_Problem requirements_.
Show all lines holding the string "link".
——
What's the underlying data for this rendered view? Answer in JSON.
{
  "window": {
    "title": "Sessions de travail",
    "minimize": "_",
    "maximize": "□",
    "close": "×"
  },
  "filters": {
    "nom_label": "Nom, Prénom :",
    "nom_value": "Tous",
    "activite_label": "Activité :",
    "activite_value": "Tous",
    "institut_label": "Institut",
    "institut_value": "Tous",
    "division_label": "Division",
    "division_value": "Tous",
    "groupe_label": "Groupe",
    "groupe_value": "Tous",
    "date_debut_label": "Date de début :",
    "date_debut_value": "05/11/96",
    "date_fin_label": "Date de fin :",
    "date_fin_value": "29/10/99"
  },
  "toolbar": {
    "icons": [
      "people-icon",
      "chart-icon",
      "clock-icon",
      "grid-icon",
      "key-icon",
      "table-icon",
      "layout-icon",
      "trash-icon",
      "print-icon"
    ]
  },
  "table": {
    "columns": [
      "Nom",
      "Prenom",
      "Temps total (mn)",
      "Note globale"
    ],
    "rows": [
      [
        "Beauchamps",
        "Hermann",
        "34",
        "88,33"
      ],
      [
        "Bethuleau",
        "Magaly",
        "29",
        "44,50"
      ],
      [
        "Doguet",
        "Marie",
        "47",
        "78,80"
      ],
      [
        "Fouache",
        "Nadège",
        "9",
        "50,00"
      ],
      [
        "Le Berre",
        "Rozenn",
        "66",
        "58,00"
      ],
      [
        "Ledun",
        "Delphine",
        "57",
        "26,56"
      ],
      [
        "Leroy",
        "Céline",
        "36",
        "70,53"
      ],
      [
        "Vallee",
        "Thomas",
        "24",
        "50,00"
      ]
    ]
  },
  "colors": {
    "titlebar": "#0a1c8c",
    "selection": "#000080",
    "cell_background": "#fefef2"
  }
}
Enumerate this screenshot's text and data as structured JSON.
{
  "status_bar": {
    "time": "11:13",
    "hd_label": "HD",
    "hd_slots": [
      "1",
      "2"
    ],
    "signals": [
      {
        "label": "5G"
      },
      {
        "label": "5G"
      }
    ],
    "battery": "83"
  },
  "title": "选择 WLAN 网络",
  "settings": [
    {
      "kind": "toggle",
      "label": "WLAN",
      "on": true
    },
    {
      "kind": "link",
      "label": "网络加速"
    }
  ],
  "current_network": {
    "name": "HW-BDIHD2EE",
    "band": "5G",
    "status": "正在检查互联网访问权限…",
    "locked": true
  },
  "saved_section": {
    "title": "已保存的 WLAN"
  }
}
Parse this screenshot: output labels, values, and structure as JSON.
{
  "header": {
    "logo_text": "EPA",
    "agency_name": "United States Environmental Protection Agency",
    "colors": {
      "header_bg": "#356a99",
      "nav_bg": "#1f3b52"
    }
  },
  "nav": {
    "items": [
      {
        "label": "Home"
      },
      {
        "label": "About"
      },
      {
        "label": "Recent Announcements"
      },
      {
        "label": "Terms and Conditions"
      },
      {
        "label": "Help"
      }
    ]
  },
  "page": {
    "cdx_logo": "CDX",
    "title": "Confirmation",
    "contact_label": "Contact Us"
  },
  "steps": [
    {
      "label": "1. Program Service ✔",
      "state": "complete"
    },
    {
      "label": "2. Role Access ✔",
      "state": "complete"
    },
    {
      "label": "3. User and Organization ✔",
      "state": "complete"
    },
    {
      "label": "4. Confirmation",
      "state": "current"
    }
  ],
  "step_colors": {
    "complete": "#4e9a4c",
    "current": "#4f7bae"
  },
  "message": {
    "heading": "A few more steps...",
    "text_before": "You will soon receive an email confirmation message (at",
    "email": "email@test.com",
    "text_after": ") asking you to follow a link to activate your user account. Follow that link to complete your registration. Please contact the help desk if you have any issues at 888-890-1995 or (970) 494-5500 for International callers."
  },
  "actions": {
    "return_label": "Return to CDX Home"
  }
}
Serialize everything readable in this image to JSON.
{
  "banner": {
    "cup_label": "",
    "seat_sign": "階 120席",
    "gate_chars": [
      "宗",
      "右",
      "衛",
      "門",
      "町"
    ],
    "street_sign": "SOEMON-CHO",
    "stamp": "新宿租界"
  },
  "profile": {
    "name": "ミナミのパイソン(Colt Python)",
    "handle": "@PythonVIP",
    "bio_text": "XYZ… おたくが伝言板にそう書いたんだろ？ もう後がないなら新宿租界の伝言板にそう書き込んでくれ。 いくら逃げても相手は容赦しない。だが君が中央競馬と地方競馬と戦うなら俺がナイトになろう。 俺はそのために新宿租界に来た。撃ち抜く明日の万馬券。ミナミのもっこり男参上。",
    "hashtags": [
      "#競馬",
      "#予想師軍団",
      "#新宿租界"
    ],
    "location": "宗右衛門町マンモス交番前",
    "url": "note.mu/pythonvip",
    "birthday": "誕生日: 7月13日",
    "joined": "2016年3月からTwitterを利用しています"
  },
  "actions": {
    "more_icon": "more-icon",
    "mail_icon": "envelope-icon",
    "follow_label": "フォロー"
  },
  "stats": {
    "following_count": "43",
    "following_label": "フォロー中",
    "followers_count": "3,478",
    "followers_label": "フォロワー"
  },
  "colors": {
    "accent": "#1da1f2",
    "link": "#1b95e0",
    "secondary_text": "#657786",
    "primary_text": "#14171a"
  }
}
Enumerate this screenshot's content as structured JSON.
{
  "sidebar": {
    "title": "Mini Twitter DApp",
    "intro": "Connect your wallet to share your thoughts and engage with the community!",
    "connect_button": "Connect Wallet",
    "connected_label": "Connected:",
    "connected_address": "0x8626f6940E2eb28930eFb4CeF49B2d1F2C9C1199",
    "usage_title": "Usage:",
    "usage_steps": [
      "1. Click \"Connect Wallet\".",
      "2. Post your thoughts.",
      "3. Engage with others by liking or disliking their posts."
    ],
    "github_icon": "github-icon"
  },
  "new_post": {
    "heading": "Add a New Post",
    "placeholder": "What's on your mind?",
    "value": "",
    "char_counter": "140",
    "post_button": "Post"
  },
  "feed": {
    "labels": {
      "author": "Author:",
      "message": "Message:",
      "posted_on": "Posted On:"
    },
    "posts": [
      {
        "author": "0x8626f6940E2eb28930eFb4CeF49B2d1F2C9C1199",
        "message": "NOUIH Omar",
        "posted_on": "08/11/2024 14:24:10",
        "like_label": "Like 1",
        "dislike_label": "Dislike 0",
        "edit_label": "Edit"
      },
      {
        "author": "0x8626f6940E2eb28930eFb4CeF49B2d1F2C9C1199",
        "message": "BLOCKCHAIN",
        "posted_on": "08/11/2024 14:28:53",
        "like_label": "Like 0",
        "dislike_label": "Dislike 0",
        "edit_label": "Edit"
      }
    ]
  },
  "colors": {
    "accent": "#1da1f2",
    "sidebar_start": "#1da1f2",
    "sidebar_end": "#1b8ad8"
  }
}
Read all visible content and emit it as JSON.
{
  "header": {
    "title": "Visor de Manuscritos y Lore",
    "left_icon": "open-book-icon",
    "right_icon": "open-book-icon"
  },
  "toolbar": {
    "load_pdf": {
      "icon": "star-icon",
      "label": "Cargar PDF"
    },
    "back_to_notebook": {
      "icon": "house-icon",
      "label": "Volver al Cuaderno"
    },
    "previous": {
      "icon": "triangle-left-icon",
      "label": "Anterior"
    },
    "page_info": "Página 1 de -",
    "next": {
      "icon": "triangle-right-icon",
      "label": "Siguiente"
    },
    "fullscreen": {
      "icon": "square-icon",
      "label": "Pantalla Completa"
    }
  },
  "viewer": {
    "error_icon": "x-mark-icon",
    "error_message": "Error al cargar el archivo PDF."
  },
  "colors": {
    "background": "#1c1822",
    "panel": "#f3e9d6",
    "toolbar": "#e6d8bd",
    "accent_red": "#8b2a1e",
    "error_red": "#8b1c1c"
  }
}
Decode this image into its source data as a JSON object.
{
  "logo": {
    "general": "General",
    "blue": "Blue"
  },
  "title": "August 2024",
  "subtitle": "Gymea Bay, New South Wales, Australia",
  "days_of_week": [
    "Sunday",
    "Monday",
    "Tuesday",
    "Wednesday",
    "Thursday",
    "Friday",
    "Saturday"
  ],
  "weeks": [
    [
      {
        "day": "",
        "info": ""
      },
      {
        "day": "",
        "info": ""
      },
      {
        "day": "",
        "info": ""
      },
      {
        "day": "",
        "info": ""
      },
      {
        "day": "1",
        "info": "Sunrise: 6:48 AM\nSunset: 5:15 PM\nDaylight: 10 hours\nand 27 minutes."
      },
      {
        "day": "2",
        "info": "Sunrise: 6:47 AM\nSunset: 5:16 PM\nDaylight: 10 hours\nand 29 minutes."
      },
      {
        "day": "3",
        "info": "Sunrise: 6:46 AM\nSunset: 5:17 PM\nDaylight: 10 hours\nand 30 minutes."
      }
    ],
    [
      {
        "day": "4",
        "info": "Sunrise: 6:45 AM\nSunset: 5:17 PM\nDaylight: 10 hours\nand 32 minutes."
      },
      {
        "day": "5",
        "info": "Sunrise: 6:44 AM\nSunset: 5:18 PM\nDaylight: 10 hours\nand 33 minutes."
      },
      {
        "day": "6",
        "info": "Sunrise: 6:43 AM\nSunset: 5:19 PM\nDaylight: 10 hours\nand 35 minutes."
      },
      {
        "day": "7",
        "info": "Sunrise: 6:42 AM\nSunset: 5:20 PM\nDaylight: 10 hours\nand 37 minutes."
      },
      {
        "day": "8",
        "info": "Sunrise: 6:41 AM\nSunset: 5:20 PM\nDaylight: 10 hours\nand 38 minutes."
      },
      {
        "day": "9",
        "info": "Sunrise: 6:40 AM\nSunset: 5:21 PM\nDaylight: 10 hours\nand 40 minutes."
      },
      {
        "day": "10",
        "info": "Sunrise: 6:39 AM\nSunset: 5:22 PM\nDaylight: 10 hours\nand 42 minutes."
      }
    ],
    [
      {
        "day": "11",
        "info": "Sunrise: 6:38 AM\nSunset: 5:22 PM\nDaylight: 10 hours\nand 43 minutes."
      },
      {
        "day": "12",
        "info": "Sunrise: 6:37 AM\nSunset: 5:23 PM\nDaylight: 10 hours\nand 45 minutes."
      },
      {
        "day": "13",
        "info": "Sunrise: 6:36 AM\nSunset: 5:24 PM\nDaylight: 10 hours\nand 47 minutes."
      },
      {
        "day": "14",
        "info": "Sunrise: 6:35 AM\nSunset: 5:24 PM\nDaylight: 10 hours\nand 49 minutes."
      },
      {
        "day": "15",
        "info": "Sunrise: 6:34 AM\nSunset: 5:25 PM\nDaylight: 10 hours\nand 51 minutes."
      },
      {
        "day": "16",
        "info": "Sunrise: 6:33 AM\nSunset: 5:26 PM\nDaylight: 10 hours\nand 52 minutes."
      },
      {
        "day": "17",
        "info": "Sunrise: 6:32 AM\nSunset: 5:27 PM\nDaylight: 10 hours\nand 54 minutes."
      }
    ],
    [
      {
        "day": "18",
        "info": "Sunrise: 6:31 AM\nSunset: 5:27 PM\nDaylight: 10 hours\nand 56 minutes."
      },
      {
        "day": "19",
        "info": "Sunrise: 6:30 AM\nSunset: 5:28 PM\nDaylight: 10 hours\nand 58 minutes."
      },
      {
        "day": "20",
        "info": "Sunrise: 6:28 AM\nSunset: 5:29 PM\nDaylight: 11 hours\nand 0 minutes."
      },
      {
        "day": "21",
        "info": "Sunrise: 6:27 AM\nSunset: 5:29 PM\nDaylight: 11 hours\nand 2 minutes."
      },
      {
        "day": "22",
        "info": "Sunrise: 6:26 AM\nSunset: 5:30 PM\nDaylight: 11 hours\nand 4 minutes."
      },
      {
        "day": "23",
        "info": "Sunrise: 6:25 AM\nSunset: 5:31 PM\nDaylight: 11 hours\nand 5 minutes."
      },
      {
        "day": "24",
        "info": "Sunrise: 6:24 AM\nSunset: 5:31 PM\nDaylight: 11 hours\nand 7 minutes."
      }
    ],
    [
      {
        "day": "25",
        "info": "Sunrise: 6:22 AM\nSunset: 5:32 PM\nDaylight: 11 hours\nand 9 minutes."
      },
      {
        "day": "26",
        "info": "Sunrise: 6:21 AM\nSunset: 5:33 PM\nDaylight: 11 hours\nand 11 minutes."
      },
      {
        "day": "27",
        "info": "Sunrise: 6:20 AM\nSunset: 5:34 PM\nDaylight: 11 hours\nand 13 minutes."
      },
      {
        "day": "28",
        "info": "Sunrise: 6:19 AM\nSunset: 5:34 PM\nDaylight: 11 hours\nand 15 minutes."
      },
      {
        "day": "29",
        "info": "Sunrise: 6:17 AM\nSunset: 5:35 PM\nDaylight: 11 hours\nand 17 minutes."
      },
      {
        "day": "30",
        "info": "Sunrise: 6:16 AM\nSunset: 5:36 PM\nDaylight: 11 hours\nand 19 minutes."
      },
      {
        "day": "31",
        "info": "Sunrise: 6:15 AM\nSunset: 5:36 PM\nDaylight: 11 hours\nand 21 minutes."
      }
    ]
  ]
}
——
_Exercise result_.
      "kind": "link",
    "text_after": ") asking you to follow a link to activate your user account. Follow that link to complete your registration. Please contact the help desk if you have any issues at 888-890-1995 or (970) 494-5500 for International callers."
    "link": "#1b95e0",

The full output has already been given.